(Objective)
Find the number of lines below in which the word "Если" appears, and write that number only.

(Provided information)
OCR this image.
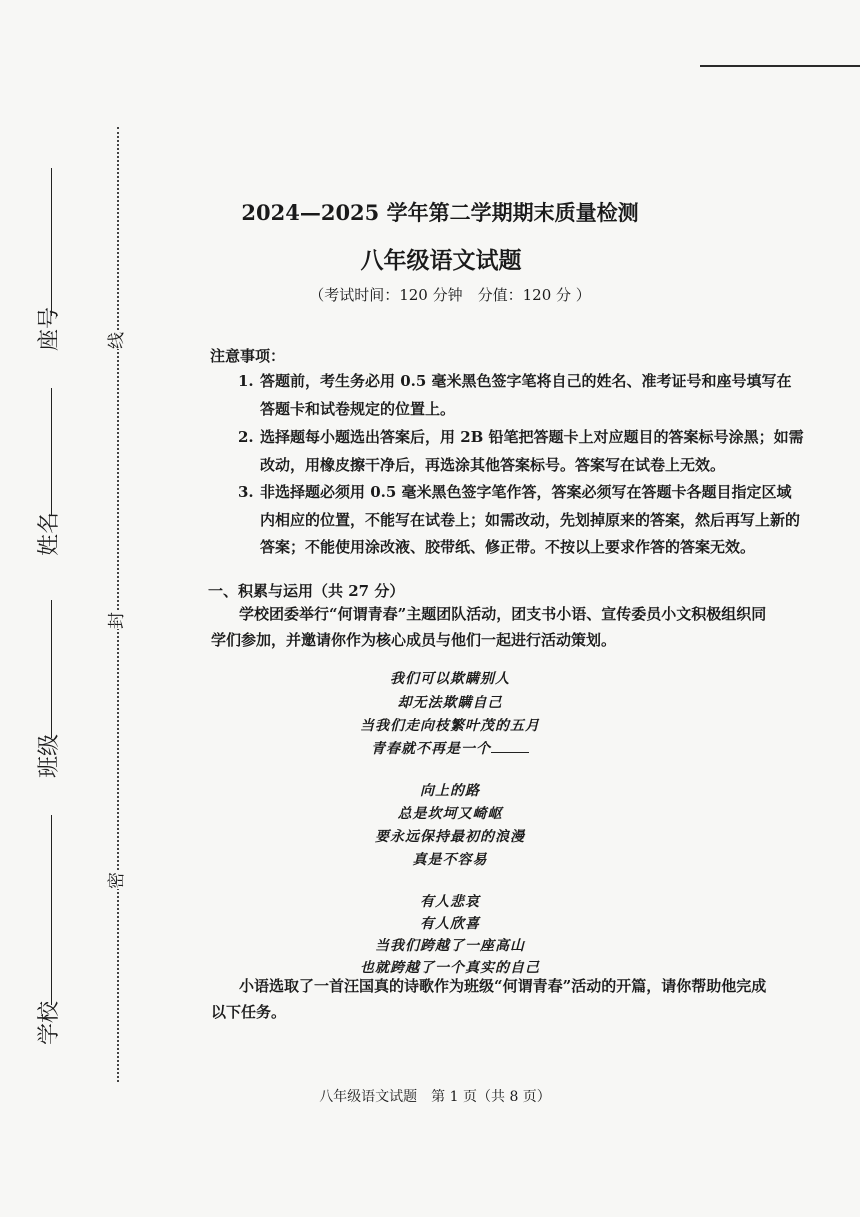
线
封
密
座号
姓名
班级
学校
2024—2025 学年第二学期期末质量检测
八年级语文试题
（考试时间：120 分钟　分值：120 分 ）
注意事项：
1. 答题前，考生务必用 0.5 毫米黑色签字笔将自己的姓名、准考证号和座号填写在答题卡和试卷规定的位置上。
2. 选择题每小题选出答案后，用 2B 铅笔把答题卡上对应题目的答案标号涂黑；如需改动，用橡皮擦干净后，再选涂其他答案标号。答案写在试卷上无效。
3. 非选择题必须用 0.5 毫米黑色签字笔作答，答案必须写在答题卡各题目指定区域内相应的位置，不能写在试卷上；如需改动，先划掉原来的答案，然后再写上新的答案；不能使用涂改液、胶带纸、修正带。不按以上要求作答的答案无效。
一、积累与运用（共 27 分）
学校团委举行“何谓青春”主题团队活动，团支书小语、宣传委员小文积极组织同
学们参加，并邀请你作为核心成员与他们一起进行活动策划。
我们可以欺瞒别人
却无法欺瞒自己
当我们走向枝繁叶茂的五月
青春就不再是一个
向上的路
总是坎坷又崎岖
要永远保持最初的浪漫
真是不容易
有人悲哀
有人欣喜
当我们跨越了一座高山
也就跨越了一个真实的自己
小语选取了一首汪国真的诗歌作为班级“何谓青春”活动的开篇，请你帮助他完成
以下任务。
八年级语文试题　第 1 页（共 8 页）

---

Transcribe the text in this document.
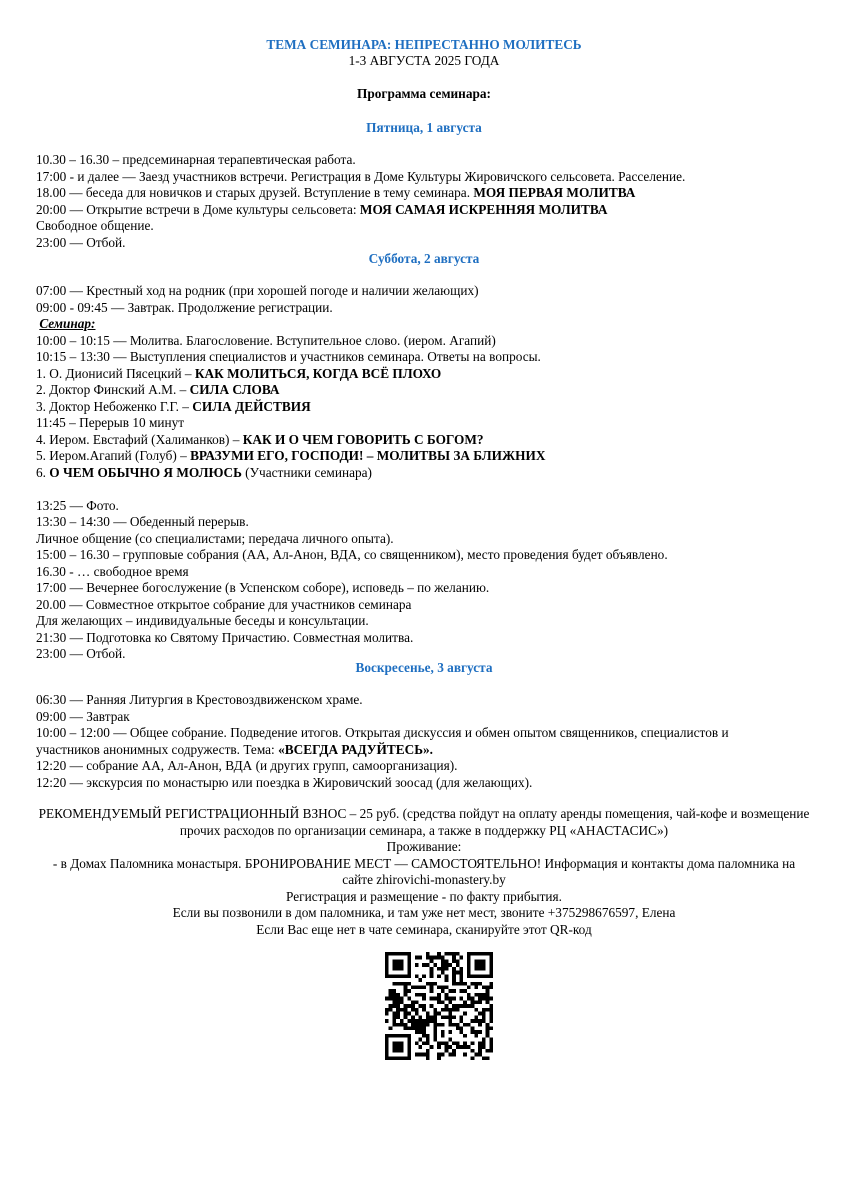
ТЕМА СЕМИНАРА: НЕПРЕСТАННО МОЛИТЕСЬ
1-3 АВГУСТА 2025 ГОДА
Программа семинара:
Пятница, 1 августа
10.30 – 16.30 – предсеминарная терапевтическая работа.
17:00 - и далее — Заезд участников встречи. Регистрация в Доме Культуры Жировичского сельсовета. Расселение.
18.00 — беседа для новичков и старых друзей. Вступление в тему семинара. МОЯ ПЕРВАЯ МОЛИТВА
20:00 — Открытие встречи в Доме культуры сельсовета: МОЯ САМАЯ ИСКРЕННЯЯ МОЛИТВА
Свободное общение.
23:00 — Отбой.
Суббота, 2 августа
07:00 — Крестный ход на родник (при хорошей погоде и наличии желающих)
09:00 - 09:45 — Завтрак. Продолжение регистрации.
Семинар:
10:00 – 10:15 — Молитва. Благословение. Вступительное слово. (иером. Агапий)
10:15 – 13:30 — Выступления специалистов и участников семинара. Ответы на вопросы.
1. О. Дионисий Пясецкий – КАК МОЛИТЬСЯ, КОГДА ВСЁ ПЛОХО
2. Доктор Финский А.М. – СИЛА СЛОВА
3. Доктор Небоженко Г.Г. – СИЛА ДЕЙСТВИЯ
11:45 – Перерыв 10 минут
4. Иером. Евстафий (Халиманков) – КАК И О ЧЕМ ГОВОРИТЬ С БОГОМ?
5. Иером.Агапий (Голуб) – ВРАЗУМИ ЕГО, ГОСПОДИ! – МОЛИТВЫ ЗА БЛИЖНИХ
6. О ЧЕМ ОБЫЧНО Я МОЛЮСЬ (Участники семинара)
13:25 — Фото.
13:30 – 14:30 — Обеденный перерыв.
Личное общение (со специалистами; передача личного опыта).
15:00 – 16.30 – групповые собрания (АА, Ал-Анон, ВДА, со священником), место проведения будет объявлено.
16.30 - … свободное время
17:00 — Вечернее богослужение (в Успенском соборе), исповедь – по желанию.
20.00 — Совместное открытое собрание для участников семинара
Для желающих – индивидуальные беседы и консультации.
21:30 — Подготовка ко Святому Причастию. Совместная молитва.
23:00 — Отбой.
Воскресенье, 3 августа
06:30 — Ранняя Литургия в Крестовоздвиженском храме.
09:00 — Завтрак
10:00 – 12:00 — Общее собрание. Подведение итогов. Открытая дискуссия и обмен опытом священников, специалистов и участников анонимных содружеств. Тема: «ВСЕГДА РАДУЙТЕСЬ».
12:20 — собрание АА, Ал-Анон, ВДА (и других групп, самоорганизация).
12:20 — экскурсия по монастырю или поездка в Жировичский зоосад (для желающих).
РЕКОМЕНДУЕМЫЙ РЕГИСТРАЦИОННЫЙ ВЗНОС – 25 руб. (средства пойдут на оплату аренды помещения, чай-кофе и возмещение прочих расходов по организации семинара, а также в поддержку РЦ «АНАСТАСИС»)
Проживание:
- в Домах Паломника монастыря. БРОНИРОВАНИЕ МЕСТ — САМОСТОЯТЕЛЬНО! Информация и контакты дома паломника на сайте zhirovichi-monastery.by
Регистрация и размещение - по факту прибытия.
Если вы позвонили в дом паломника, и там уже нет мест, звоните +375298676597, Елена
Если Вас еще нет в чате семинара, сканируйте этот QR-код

(The answer)
2